## [Stated exercise 1]
Reproduce the part of the Stephen King passage between "As a baseball" and "will remember… (195)", inclusive.
## [Stated exercise 2]
According to the Stephen King passage, which team beat the Red Sox in the 1967 World Series?

Stephen King is a lifelong Red Sox fan and always finds ways to slip his team's ups and downs into his books. Before 2004, the Sox epitomized hapless losers, suffering under a "curse" that supposedly came from trading away Babe Ruth in 1918. It lasted for over 75 years, so it's hard to argue with that. 1967 was another step on their agonizing road: the team made it to the World Series for the first time since 1946, only to lose to the St. Louis Cardinals in seven games on the Sox's home field. That's the kind of close-but-no-cigar moment that Sox fans love to talk about. Small wonder King uses it in a book about the fragility of hope, and Andy's return to sunniness:
His dark mood broke around the time of the 1967 World Series. (315)
As a baseball fan, King wasn't going to leave the sport at just one reference:
By World Series time of 1950-this was the year Bobby Thomson hit his famous home run at the end of the season, you will remember… (195)
Thomson was a professional ballplayer who hit the famous "Shot Heard 'Round the World" in 1951. His New York Giants were playing the Brooklyn Dodgers for the National League Championship. Thomson hit a three-run home run in the bottom of the ninth inning to win the game 5-4, capping a colossal comeback and sending the Giants to the World Series (which they lost). It's considered one of the most dramatic moments in baseball history. And here? It might be a way of referring to Andy's never-give-up attitude, suggesting that miracles aren't always a product of the writer's imagination.
At one point in the story, Andy and Red make a joke about one of Shawshank's escaped convicts:
Andy swore up and down that D B Cooper's real name was Sid Nedeau. (381)
Nedeau was the convict, but who was Cooper? A real guy, as it turns out, though that might not be his real name. On November 24, 1971, he hijacked a Northwest airlines flight by claiming he had a bomb in a briefcase. The plane touched down in Seattle and the authorities brought him $200,000 and some parachutes. Then, he had the plane take off again, this time headed for Reno. In the middle of the flight, he grabbed a parachute and jumped out of the plane with the money. No one ever saw him or the money again. The FBI says he's dead, but no one ever found a body…
Again, this is King, telling us that sometimes real people escape from certain capture. His make-believe story at Shawshank really could have happened. At least…we hope.

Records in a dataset
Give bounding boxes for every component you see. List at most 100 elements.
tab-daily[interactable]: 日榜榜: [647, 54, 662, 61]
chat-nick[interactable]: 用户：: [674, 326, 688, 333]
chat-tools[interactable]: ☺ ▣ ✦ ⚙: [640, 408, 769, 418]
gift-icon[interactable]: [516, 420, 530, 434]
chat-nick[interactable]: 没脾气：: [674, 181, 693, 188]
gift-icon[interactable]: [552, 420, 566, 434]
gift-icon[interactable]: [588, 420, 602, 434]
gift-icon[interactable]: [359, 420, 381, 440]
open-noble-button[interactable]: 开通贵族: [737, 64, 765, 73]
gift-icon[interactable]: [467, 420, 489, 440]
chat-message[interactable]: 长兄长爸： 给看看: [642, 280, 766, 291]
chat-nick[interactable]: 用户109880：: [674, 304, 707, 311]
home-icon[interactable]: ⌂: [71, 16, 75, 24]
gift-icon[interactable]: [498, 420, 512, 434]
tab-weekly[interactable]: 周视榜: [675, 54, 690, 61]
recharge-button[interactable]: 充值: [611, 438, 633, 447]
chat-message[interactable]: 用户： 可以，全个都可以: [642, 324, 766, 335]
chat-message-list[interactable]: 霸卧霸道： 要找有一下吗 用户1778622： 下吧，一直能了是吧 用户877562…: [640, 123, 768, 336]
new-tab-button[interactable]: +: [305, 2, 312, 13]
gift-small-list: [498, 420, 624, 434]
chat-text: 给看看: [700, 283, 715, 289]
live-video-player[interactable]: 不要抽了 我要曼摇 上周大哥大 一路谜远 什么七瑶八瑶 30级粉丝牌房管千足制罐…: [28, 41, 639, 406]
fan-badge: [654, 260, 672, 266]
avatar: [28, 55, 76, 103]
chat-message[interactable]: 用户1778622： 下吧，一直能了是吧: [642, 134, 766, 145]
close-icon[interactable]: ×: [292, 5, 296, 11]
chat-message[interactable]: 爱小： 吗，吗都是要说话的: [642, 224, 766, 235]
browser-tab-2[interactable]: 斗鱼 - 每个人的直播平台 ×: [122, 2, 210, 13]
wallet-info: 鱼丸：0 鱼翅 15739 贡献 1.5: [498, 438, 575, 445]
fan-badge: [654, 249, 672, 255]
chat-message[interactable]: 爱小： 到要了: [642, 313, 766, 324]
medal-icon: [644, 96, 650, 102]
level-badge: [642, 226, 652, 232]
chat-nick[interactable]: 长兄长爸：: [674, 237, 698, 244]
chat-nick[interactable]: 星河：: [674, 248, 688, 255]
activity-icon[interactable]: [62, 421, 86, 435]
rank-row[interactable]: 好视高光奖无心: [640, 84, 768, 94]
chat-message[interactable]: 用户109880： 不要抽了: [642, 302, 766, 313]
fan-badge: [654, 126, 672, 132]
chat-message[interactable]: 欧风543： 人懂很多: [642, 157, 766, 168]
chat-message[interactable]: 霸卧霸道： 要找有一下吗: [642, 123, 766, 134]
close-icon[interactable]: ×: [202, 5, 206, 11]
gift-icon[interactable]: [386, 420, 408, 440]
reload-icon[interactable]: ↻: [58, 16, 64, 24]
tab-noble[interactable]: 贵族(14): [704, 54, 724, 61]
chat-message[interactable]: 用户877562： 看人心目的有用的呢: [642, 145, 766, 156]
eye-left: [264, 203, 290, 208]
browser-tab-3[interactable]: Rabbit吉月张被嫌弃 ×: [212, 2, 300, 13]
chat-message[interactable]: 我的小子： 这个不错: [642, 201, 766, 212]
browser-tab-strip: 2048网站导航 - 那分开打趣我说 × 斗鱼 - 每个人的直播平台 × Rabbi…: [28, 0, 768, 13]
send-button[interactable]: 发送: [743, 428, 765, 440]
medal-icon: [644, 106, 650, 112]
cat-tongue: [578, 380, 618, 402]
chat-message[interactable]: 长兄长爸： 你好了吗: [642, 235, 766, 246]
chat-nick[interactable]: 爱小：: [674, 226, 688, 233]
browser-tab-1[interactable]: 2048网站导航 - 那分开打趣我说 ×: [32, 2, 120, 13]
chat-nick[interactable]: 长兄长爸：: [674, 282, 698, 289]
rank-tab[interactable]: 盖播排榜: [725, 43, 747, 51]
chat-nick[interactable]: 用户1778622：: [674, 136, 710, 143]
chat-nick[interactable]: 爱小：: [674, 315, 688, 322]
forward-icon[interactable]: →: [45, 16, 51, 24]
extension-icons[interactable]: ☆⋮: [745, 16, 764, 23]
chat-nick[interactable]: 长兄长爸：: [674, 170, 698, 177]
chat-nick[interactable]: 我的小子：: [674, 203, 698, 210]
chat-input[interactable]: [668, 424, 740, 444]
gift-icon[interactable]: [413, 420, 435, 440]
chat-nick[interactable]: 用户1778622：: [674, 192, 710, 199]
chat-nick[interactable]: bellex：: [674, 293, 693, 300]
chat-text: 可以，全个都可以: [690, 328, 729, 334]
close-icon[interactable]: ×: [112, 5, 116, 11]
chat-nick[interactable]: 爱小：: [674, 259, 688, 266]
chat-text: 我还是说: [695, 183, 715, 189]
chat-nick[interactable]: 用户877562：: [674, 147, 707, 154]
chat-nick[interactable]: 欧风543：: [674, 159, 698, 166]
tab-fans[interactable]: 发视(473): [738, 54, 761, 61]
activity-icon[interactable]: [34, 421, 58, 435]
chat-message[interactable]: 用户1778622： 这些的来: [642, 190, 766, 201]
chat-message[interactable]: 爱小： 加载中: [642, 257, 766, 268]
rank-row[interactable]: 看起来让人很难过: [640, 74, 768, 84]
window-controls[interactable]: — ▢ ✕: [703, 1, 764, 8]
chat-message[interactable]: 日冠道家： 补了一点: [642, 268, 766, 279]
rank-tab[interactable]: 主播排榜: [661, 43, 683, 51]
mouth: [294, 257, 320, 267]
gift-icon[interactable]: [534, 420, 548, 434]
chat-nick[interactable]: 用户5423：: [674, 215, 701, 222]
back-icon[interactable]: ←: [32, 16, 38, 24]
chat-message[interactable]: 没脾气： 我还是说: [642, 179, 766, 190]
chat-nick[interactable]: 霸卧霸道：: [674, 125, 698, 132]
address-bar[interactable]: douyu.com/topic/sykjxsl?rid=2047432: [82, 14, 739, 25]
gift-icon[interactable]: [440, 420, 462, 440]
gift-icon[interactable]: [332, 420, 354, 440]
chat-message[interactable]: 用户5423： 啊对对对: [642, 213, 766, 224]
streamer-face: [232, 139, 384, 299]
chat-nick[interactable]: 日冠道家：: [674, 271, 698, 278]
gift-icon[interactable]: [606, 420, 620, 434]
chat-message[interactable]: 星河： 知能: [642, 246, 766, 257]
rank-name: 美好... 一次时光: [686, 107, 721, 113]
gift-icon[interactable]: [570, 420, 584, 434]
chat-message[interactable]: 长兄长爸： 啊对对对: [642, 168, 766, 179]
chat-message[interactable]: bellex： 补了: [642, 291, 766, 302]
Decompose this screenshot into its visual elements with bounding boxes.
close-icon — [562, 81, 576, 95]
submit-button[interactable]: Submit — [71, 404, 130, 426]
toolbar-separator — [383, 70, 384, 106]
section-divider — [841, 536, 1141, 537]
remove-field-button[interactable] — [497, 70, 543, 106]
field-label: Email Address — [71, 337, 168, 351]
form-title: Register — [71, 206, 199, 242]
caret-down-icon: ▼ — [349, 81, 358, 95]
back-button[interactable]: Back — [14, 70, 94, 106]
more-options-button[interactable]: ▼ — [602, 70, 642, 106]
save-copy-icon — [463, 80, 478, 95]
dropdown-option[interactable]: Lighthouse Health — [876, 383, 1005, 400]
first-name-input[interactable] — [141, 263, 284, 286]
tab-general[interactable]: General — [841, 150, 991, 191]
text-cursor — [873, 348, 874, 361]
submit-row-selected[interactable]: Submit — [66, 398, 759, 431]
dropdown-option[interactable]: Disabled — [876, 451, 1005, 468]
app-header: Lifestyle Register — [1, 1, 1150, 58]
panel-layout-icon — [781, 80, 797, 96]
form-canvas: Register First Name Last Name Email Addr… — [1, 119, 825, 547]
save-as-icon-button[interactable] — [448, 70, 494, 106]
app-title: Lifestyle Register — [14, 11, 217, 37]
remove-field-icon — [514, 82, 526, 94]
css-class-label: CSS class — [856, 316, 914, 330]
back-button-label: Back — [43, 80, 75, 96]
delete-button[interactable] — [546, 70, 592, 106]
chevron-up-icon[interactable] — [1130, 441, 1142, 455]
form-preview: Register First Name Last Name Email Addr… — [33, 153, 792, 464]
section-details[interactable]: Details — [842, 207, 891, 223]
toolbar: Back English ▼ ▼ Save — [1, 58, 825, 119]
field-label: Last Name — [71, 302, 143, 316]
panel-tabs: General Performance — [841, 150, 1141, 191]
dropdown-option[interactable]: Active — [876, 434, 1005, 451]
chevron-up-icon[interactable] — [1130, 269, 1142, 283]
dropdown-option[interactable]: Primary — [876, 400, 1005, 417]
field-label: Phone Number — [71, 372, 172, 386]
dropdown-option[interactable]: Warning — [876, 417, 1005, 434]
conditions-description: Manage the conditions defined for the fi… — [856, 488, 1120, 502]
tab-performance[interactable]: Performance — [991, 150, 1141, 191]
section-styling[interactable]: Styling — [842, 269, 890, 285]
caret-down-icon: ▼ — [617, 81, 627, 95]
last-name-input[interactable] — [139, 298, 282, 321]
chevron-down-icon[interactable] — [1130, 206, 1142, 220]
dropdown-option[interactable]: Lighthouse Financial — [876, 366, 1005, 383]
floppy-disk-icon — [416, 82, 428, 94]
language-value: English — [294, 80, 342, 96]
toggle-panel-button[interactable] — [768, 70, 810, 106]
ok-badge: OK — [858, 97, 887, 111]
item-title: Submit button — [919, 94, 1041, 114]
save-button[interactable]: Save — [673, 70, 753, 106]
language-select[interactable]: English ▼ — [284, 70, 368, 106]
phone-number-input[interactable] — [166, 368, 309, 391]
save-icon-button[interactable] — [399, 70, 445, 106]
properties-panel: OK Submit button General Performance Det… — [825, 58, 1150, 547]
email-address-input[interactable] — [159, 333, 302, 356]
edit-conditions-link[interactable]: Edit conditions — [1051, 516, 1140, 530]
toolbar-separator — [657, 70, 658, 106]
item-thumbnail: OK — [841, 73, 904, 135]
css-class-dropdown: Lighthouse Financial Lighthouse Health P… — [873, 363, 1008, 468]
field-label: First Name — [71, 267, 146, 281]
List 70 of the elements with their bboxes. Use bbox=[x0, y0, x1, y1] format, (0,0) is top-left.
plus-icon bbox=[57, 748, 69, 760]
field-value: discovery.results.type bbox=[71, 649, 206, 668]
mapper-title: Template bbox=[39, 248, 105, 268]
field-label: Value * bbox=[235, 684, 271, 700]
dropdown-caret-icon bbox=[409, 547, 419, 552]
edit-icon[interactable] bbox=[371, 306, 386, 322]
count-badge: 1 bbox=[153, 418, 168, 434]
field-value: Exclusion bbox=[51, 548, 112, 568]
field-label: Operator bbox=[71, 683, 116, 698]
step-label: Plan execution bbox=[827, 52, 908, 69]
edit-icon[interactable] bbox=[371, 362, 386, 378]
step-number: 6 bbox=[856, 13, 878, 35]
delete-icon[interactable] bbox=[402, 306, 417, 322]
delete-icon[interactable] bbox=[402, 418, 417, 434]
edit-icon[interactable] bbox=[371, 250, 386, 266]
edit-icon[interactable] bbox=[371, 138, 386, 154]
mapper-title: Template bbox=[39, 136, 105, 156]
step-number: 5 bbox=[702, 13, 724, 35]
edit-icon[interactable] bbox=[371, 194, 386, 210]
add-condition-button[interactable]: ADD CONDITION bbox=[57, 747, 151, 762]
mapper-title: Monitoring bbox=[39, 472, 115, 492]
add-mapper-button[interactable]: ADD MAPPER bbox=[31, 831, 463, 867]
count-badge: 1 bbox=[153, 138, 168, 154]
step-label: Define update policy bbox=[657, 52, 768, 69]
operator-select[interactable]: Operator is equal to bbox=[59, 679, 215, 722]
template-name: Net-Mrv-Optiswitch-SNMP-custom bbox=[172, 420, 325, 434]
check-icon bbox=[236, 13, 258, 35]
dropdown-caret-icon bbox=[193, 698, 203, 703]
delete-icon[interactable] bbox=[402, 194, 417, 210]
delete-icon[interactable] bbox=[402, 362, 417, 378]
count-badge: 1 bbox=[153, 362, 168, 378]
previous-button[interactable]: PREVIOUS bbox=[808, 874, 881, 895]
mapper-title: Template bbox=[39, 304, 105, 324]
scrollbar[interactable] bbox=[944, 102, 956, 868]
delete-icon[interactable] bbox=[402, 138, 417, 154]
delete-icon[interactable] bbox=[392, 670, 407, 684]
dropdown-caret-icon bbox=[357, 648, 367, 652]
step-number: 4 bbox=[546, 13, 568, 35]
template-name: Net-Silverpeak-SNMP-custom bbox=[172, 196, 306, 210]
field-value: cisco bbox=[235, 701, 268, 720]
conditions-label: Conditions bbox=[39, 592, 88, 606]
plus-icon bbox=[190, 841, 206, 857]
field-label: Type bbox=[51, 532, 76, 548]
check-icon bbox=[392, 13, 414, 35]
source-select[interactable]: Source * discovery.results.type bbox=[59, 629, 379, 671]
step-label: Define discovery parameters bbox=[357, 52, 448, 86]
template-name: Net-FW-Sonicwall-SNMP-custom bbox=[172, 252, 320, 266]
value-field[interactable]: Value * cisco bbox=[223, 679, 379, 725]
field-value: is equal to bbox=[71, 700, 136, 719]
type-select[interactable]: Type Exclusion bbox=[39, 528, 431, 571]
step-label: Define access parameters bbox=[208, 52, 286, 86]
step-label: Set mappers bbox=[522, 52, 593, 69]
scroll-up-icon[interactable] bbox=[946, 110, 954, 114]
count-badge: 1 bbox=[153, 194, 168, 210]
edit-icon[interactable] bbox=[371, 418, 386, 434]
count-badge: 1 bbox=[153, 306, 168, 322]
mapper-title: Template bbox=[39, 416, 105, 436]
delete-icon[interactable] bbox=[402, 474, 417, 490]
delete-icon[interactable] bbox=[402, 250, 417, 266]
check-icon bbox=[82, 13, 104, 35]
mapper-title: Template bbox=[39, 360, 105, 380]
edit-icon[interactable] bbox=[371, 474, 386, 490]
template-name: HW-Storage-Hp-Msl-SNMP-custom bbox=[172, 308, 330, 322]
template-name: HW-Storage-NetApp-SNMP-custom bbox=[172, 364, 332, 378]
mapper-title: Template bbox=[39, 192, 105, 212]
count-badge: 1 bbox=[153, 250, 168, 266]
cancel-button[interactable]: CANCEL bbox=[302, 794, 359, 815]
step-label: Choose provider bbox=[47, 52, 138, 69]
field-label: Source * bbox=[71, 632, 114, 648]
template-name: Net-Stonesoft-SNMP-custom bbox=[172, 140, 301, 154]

## [Expected answer 1]
As a baseball fan, King wasn't going to leave the sport at just one reference:
By World Series time of 1950-this was the year Bobby Thomson hit his famous home run at the end of the season, you will remember… (195)

## [Expected answer 2]
The St. Louis Cardinals